Collected data:
□ □ □ □

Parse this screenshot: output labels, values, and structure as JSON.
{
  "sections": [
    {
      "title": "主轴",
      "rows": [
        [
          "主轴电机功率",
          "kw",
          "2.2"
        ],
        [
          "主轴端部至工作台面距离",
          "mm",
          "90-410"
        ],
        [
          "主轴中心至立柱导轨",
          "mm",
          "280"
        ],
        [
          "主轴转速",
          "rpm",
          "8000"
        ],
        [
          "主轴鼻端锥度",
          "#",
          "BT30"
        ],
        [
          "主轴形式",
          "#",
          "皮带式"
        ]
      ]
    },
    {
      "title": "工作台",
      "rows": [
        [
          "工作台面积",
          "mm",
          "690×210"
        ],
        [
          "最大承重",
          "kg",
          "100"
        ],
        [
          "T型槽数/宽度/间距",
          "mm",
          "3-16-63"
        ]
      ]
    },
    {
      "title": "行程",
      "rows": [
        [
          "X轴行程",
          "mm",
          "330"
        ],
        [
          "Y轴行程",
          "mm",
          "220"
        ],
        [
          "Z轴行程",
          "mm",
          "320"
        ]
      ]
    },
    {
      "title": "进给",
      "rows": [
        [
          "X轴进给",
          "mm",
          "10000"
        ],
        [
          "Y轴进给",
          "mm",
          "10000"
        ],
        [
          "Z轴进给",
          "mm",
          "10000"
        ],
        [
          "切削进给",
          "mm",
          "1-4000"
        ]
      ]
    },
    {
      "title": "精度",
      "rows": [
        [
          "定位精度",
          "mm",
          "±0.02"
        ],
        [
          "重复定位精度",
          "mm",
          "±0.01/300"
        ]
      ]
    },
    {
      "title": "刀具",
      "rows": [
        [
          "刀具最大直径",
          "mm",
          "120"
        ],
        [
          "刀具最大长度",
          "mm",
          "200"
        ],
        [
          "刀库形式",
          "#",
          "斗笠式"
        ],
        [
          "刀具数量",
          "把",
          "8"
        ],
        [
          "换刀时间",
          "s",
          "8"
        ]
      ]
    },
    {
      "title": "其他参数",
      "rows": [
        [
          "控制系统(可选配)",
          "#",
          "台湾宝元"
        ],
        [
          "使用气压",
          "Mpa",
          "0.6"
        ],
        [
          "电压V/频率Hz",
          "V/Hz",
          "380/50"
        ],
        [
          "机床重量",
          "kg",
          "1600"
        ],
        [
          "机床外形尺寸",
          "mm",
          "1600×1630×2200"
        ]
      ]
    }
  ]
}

□ □ □ □

→ Direction
Pick out each line above that includes "title" and show it.

→ Answer below
      "title": "主轴",
      "title": "工作台",
      "title": "行程",
      "title": "进给",
      "title": "精度",
      "title": "刀具",
      "title": "其他参数",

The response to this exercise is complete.